*Provided material*
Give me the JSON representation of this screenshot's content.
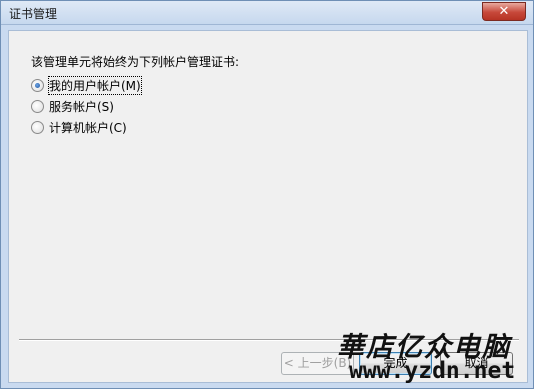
{
  "window": {
    "title": "证书管理",
    "close_glyph": "✕"
  },
  "main": {
    "prompt": "该管理单元将始终为下列帐户管理证书:",
    "options": [
      {
        "label": "我的用户帐户(M)",
        "selected": true
      },
      {
        "label": "服务帐户(S)",
        "selected": false
      },
      {
        "label": "计算机帐户(C)",
        "selected": false
      }
    ]
  },
  "footer": {
    "back_label": "< 上一步(B)",
    "finish_label": "完成",
    "cancel_label": "取消"
  },
  "watermark": {
    "brand_cn": "華店亿众电脑",
    "url": "www.yzdn.net"
  }
}
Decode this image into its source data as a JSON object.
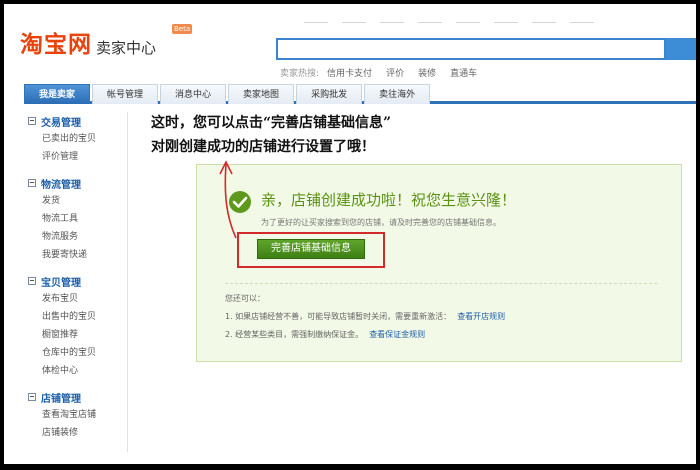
{
  "header": {
    "logo_main": "淘宝网",
    "logo_sub": "卖家中心",
    "logo_badge": "Beta",
    "hot_label": "卖家热搜:",
    "hot_links": [
      "信用卡支付",
      "评价",
      "装修",
      "直通车"
    ]
  },
  "nav": {
    "tabs": [
      "我是卖家",
      "帐号管理",
      "消息中心",
      "卖家地图",
      "采购批发",
      "卖往海外"
    ]
  },
  "sidebar": {
    "groups": [
      {
        "title": "交易管理",
        "items": [
          "已卖出的宝贝",
          "评价管理"
        ]
      },
      {
        "title": "物流管理",
        "items": [
          "发货",
          "物流工具",
          "物流服务",
          "我要寄快递"
        ]
      },
      {
        "title": "宝贝管理",
        "items": [
          "发布宝贝",
          "出售中的宝贝",
          "橱窗推荐",
          "仓库中的宝贝",
          "体检中心"
        ]
      },
      {
        "title": "店铺管理",
        "items": [
          "查看淘宝店铺",
          "店铺装修"
        ]
      }
    ]
  },
  "annotation": {
    "line1": "这时，您可以点击“完善店铺基础信息”",
    "line2": "对刚创建成功的店铺进行设置了哦！"
  },
  "panel": {
    "title": "亲，店铺创建成功啦！祝您生意兴隆！",
    "description": "为了更好的让买家搜索到您的店铺，请及时完善您的店铺基础信息。",
    "button_label": "完善店铺基础信息",
    "also_label": "您还可以：",
    "tips": [
      {
        "text": "1. 如果店铺经营不善，可能导致店铺暂时关闭，需要重新激活：",
        "link": "查看开店规则"
      },
      {
        "text": "2. 经营某些类目，需强制缴纳保证金。",
        "link": "查看保证金规则"
      }
    ]
  },
  "colors": {
    "brand": "#e8430c",
    "nav_blue": "#2f73b8",
    "success_green": "#5d9a1b",
    "highlight_red": "#d32a2a"
  }
}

*Instructions to follow*
Find the word "JSON" in the records and pull out each line that has it.

*Result below*
Give me the JSON representation of this screenshot's content.
Decode this image into its source data as a JSON object.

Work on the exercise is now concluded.